BEGIN Input for this task

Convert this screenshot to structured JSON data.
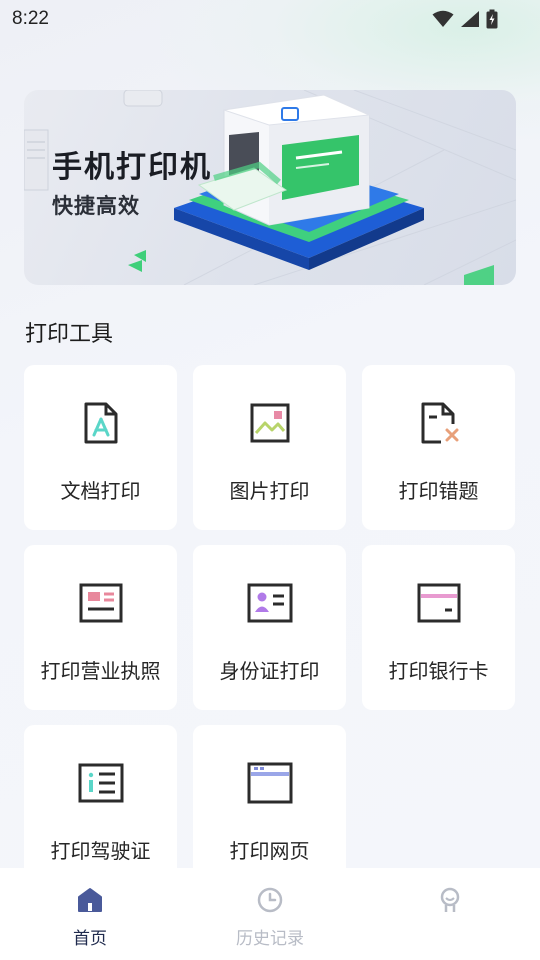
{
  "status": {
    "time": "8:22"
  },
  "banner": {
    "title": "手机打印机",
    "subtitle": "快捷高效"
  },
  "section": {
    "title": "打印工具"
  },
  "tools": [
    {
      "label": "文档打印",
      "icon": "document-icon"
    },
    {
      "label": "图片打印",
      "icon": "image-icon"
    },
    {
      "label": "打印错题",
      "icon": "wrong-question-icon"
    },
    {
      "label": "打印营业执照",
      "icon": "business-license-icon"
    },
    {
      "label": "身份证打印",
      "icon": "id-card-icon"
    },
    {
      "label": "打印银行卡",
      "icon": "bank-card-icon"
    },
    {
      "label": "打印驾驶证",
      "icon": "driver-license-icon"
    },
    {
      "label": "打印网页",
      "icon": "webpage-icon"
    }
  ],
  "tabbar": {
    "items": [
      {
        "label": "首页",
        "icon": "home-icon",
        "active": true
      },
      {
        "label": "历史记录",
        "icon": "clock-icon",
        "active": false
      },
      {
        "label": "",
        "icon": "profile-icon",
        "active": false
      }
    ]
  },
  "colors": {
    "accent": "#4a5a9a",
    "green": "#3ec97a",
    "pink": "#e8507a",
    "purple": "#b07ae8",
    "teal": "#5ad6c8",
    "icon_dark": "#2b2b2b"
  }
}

END Input for this task
BEGIN Input for this task

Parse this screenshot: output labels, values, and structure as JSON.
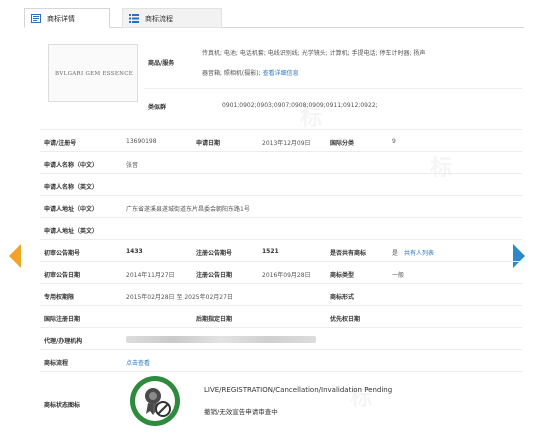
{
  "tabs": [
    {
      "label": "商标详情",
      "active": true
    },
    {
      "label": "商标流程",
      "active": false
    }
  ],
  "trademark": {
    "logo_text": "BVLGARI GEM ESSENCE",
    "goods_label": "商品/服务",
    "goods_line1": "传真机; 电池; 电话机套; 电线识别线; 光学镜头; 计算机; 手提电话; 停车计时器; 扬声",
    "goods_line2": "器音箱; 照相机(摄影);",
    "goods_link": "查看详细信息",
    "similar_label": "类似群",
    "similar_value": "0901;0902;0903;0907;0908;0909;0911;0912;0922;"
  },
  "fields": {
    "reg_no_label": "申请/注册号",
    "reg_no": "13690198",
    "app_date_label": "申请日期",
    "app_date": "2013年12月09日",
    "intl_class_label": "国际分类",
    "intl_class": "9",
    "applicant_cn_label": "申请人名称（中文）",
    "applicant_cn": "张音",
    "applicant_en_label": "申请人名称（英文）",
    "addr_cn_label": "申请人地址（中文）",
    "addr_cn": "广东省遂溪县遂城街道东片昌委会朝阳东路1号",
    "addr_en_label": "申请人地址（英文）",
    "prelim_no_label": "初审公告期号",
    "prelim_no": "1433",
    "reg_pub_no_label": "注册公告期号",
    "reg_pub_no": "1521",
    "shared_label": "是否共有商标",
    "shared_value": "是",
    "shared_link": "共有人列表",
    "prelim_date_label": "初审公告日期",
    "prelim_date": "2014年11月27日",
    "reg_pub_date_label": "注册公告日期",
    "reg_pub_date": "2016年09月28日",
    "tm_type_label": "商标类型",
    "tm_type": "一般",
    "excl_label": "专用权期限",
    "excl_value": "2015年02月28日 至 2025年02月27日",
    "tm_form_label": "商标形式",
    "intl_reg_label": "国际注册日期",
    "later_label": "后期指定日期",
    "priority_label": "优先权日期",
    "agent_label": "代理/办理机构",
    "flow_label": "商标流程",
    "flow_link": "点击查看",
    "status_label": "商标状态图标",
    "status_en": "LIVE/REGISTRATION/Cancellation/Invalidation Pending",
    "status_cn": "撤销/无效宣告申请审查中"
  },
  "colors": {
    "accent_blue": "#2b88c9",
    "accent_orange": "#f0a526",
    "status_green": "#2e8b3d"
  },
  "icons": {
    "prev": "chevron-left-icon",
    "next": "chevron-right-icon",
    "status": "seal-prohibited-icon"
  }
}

END Input for this task

Find how many lines of the material carry the string "申请人地址". Only the number should be in the answer.

2